Task to complete: Answer with one number: how many lines have "Jolasean".

Dataset:

>> Start

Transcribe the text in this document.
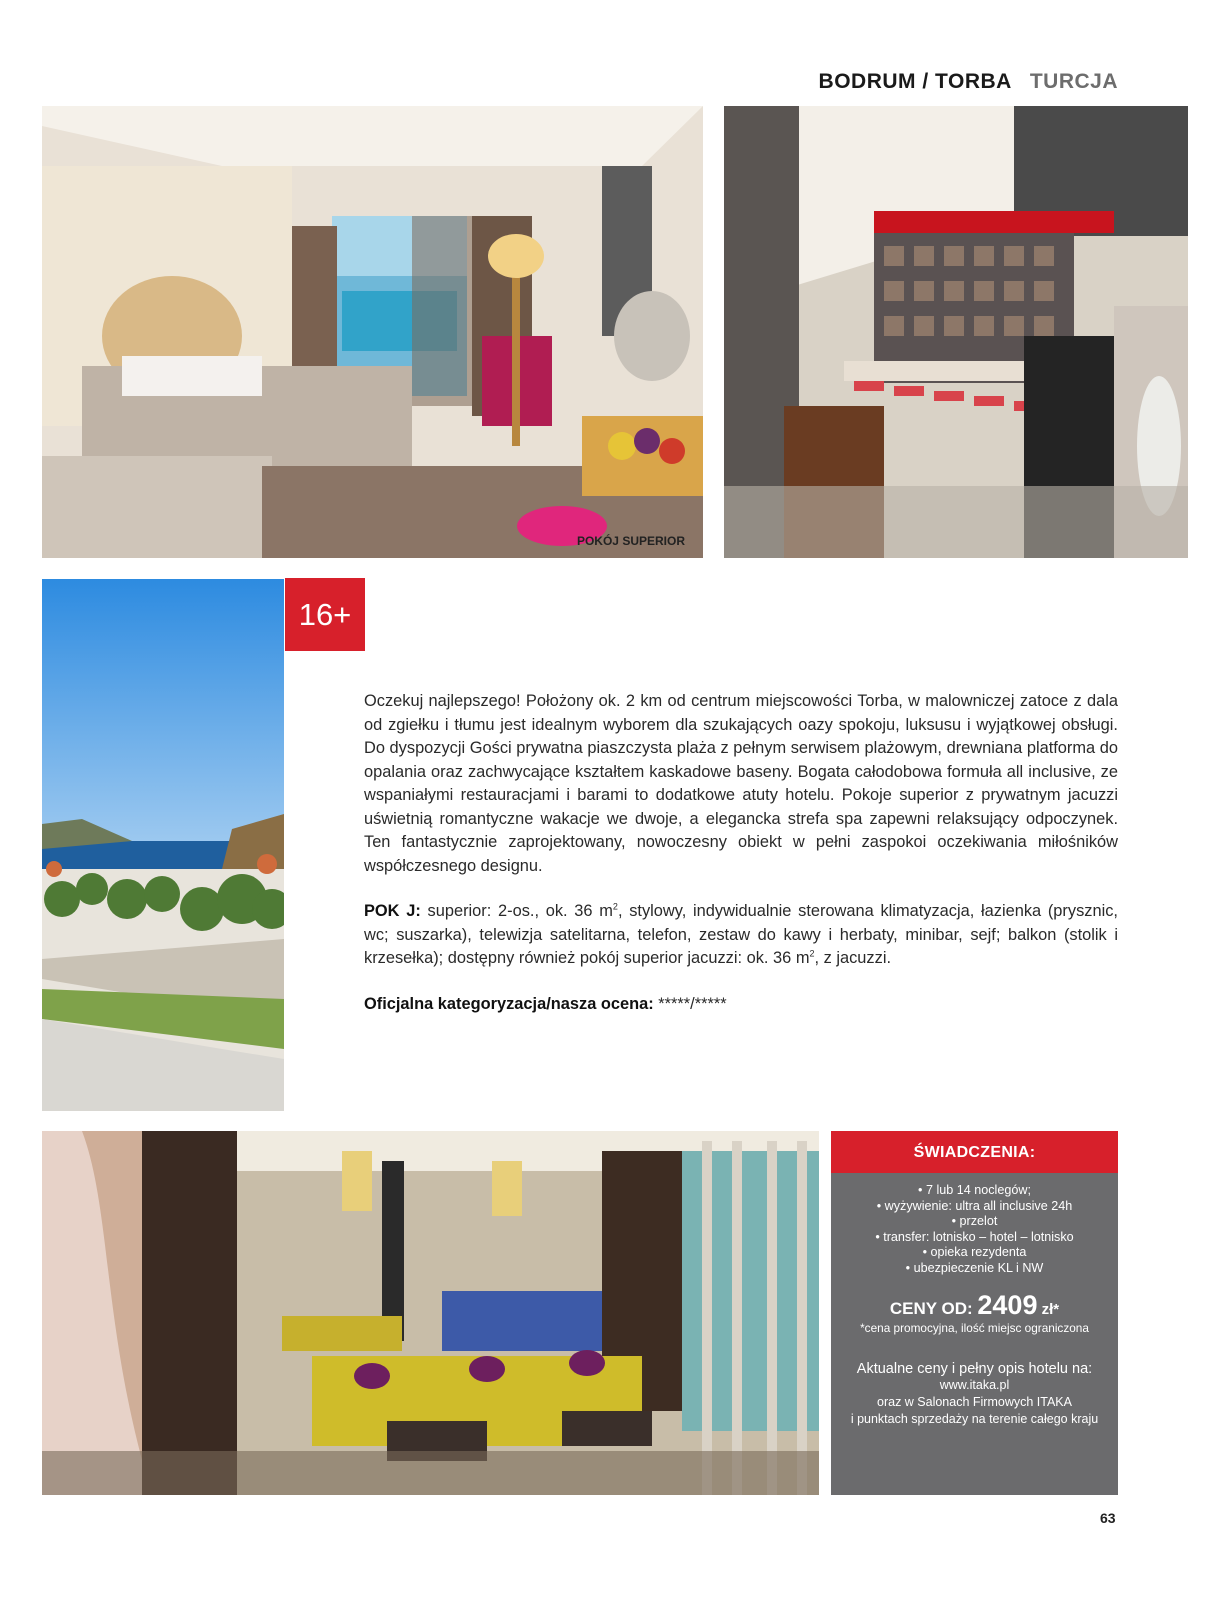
BODRUM / TORBA TURCJA
POKÓJ SUPERIOR
16+

Oczekuj najlepszego! Położony ok. 2 km od centrum miejscowości Torba, w malowniczej zatoce z dala od zgiełku i tłumu jest idealnym wyborem dla szukających oazy spokoju, luksusu i wyjątkowej obsługi. Do dyspozycji Gości prywatna piaszczysta plaża z pełnym serwisem plażowym, drewniana platforma do opalania oraz zachwycające kształtem kaskadowe baseny. Bogata całodobowa formuła all inclusive, ze wspaniałymi restauracjami i barami to dodatkowe atuty hotelu. Pokoje superior z prywatnym jacuzzi uświetnią romantyczne wakacje we dwoje, a elegancka strefa spa zapewni relaksujący odpoczynek. Ten fantastycznie zaprojektowany, nowoczesny obiekt w pełni zaspokoi oczekiwania miłośników współczesnego designu.

POK J: superior: 2-os., ok. 36 $m^2$, stylowy, indywidualnie sterowana klimatyzacja, łazienka (prysznic, wc; suszarka), telewizja satelitarna, telefon, zestaw do kawy i herbaty, minibar, sejf; balkon (stolik i krzesełka); dostępny również pokój superior jacuzzi: ok. 36 $m^2$, z jacuzzi.

Oficjalna kategoryzacja/nasza ocena: *****/*****

ŚWIADCZENIA:
• 7 lub 14 noclegów;
• wyżywienie: ultra all inclusive 24h
• przelot
• transfer: lotnisko – hotel – lotnisko
• opieka rezydenta
• ubezpieczenie KL i NW
CENY OD: 2409 zł*
*cena promocyjna, ilość miejsc ograniczona
Aktualne ceny i pełny opis hotelu na:
www.itaka.pl
oraz w Salonach Firmowych ITAKA
i punktach sprzedaży na terenie całego kraju
63
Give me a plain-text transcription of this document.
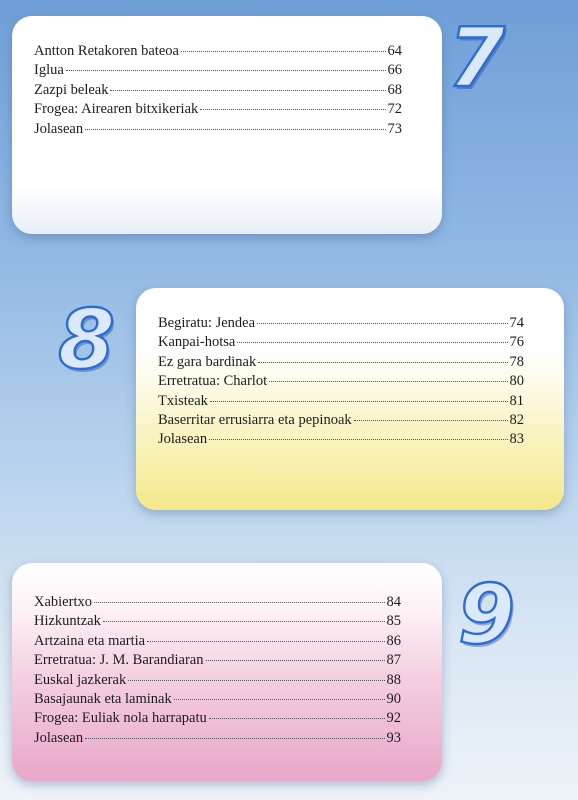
Antton Retakoren bateoa	64
Iglua	66
Zazpi beleak	68
Frogea: Airearen bitxikeriak	72
Jolasean	73
7
Begiratu: Jendea	74
Kanpai-hotsa	76
Ez gara bardinak	78
Erretratua: Charlot	80
Txisteak	81
Baserritar errusiarra eta pepinoak	82
Jolasean	83
8
Xabiertxo	84
Hizkuntzak	85
Artzaina eta martia	86
Erretratua: J. M. Barandiaran	87
Euskal jazkerak	88
Basajaunak eta laminak	90
Frogea: Euliak nola harrapatu	92
Jolasean	93
9
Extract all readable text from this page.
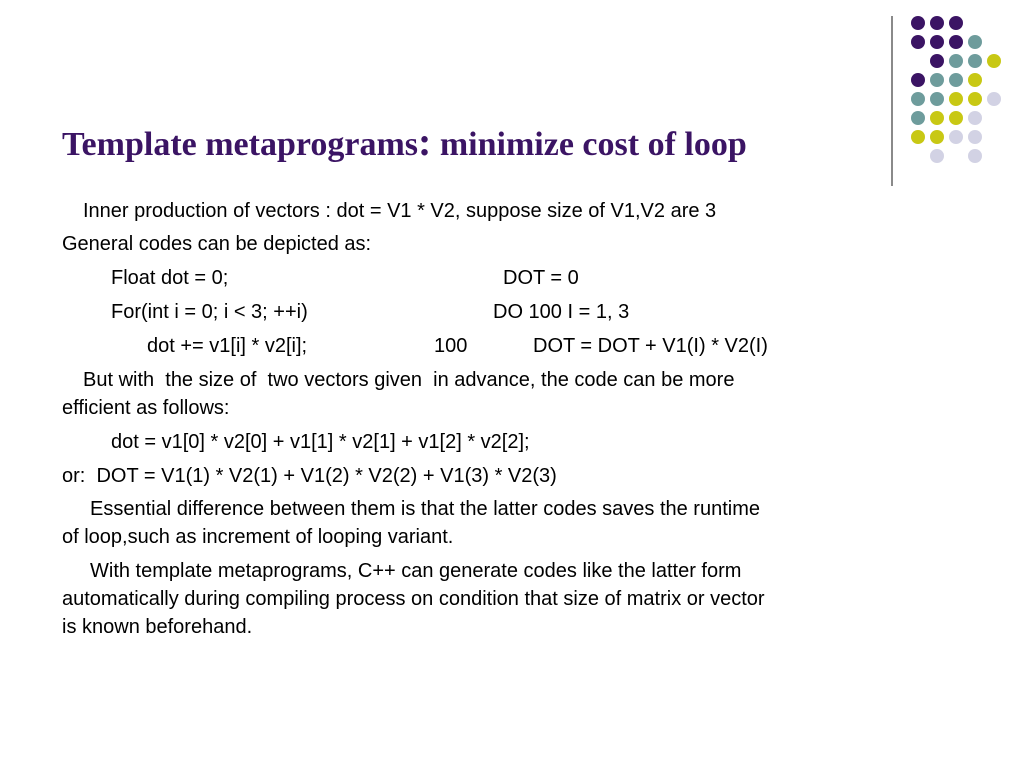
Template metaprograms: minimize cost of loop

Inner production of vectors : dot = V1 * V2, suppose size of V1,V2 are 3

General codes can be depicted as:

Float dot = 0;	DOT = 0

For(int i = 0; i < 3; ++i)	DO 100 I = 1, 3

dot += v1[i] * v2[i];	100	DOT = DOT + V1(I) * V2(I)

But with  the size of  two vectors given  in advance, the code can be more

efficient as follows:

dot = v1[0] * v2[0] + v1[1] * v2[1] + v1[2] * v2[2];

or:  DOT = V1(1) * V2(1) + V1(2) * V2(2) + V1(3) * V2(3)

Essential difference between them is that the latter codes saves the runtime

of loop,such as increment of looping variant.

With template metaprograms, C++ can generate codes like the latter form

automatically during compiling process on condition that size of matrix or vector

is known beforehand.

>> End

Task output: 3